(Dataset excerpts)
▼▼▼
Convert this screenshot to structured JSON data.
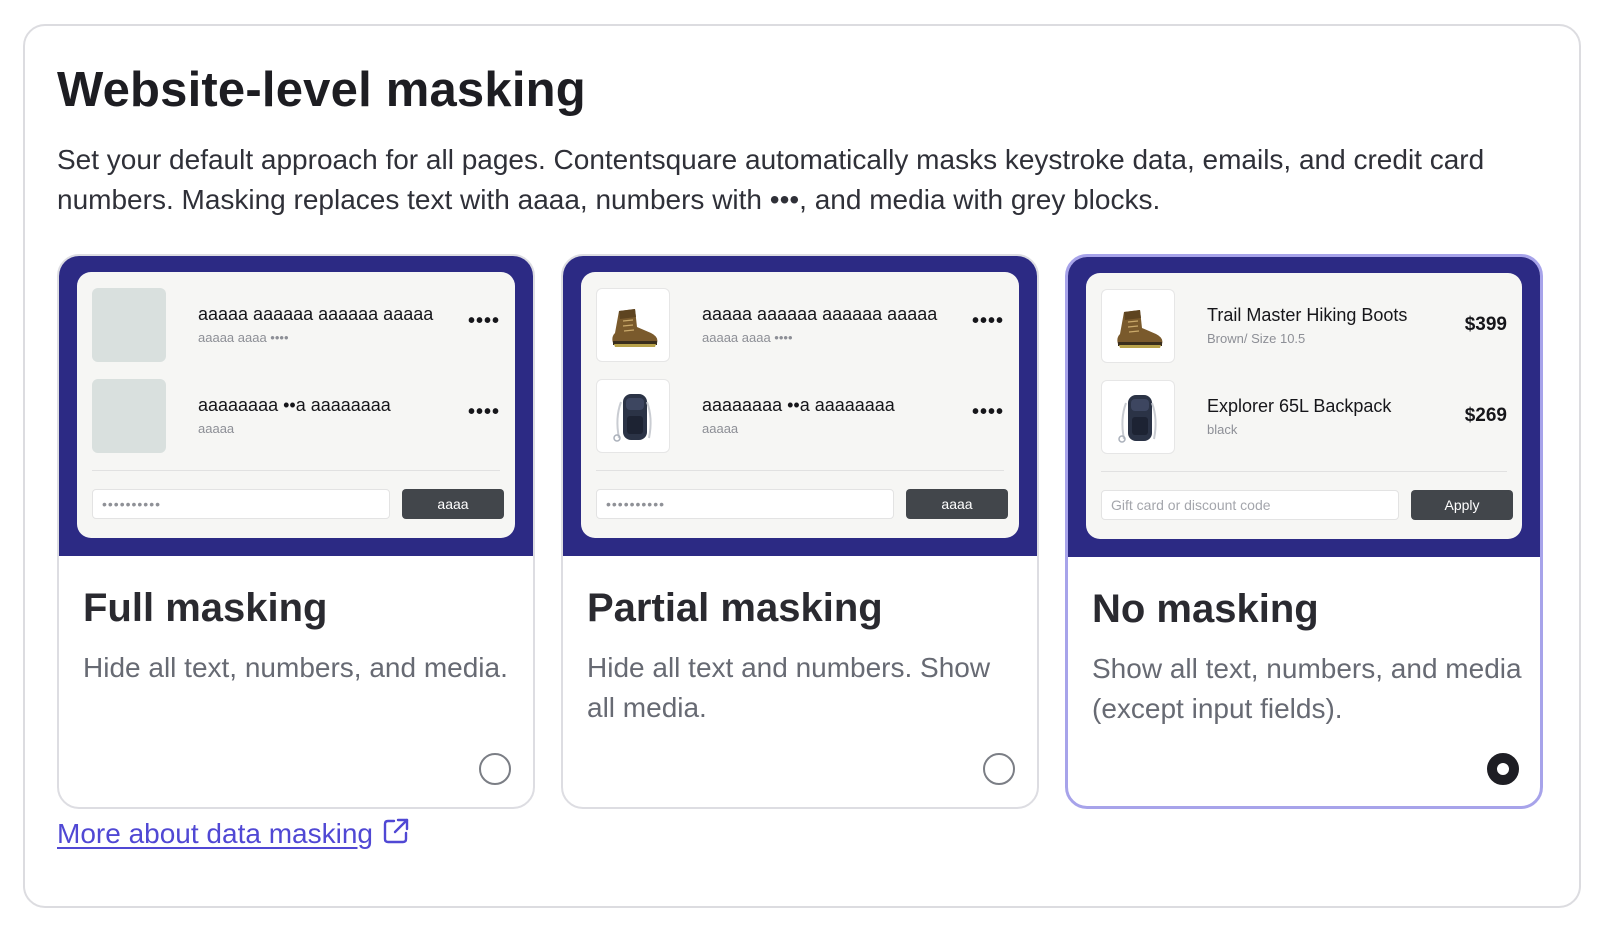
{
  "header": {
    "title": "Website-level masking",
    "description": "Set your default approach for all pages. Contentsquare automatically masks keystroke data, emails, and credit card numbers. Masking replaces text with aaaa, numbers with •••, and media with grey blocks."
  },
  "options": [
    {
      "title": "Full masking",
      "description": "Hide all text, numbers, and media.",
      "selected": false,
      "preview": {
        "items": [
          {
            "name": "aaaaa aaaaaa aaaaaa aaaaa",
            "sub": "aaaaa aaaa ••••",
            "price": "••••",
            "image": "masked"
          },
          {
            "name": "aaaaaaaa ••a aaaaaaaa",
            "sub": "aaaaa",
            "price": "••••",
            "image": "masked"
          }
        ],
        "input_text": "••••••••••",
        "button_label": "aaaa"
      }
    },
    {
      "title": "Partial masking",
      "description": "Hide all text and numbers. Show all media.",
      "selected": false,
      "preview": {
        "items": [
          {
            "name": "aaaaa aaaaaa aaaaaa aaaaa",
            "sub": "aaaaa aaaa ••••",
            "price": "••••",
            "image": "boot-image"
          },
          {
            "name": "aaaaaaaa ••a aaaaaaaa",
            "sub": "aaaaa",
            "price": "••••",
            "image": "backpack-image"
          }
        ],
        "input_text": "••••••••••",
        "button_label": "aaaa"
      }
    },
    {
      "title": "No masking",
      "description": "Show all text, numbers, and media (except input fields).",
      "selected": true,
      "preview": {
        "items": [
          {
            "name": "Trail Master Hiking Boots",
            "sub": "Brown/ Size 10.5",
            "price": "$399",
            "image": "boot-image"
          },
          {
            "name": "Explorer 65L Backpack",
            "sub": "black",
            "price": "$269",
            "image": "backpack-image"
          }
        ],
        "input_placeholder": "Gift card or discount code",
        "button_label": "Apply"
      }
    }
  ],
  "footer": {
    "link_label": "More about data masking",
    "link_icon": "external-link-icon"
  },
  "colors": {
    "preview_bg": "#2c2a84",
    "selected_border": "#a7a3ea",
    "link": "#5048d4"
  }
}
▲▲▲
# [Stated problem]
Transcribe each entry precisely as given, leaving the pictures out.

# [Result of this task]
Convert this screenshot to structured JSON data.
{
  "header": {
    "title": "Website-level masking",
    "description": "Set your default approach for all pages. Contentsquare automatically masks keystroke data, emails, and credit card numbers. Masking replaces text with aaaa, numbers with •••, and media with grey blocks."
  },
  "options": [
    {
      "title": "Full masking",
      "description": "Hide all text, numbers, and media.",
      "selected": false,
      "preview": {
        "items": [
          {
            "name": "aaaaa aaaaaa aaaaaa aaaaa",
            "sub": "aaaaa aaaa ••••",
            "price": "••••",
            "image": "masked"
          },
          {
            "name": "aaaaaaaa ••a aaaaaaaa",
            "sub": "aaaaa",
            "price": "••••",
            "image": "masked"
          }
        ],
        "input_text": "••••••••••",
        "button_label": "aaaa"
      }
    },
    {
      "title": "Partial masking",
      "description": "Hide all text and numbers. Show all media.",
      "selected": false,
      "preview": {
        "items": [
          {
            "name": "aaaaa aaaaaa aaaaaa aaaaa",
            "sub": "aaaaa aaaa ••••",
            "price": "••••",
            "image": "boot-image"
          },
          {
            "name": "aaaaaaaa ••a aaaaaaaa",
            "sub": "aaaaa",
            "price": "••••",
            "image": "backpack-image"
          }
        ],
        "input_text": "••••••••••",
        "button_label": "aaaa"
      }
    },
    {
      "title": "No masking",
      "description": "Show all text, numbers, and media (except input fields).",
      "selected": true,
      "preview": {
        "items": [
          {
            "name": "Trail Master Hiking Boots",
            "sub": "Brown/ Size 10.5",
            "price": "$399",
            "image": "boot-image"
          },
          {
            "name": "Explorer 65L Backpack",
            "sub": "black",
            "price": "$269",
            "image": "backpack-image"
          }
        ],
        "input_placeholder": "Gift card or discount code",
        "button_label": "Apply"
      }
    }
  ],
  "footer": {
    "link_label": "More about data masking",
    "link_icon": "external-link-icon"
  },
  "colors": {
    "preview_bg": "#2c2a84",
    "selected_border": "#a7a3ea",
    "link": "#5048d4"
  }
}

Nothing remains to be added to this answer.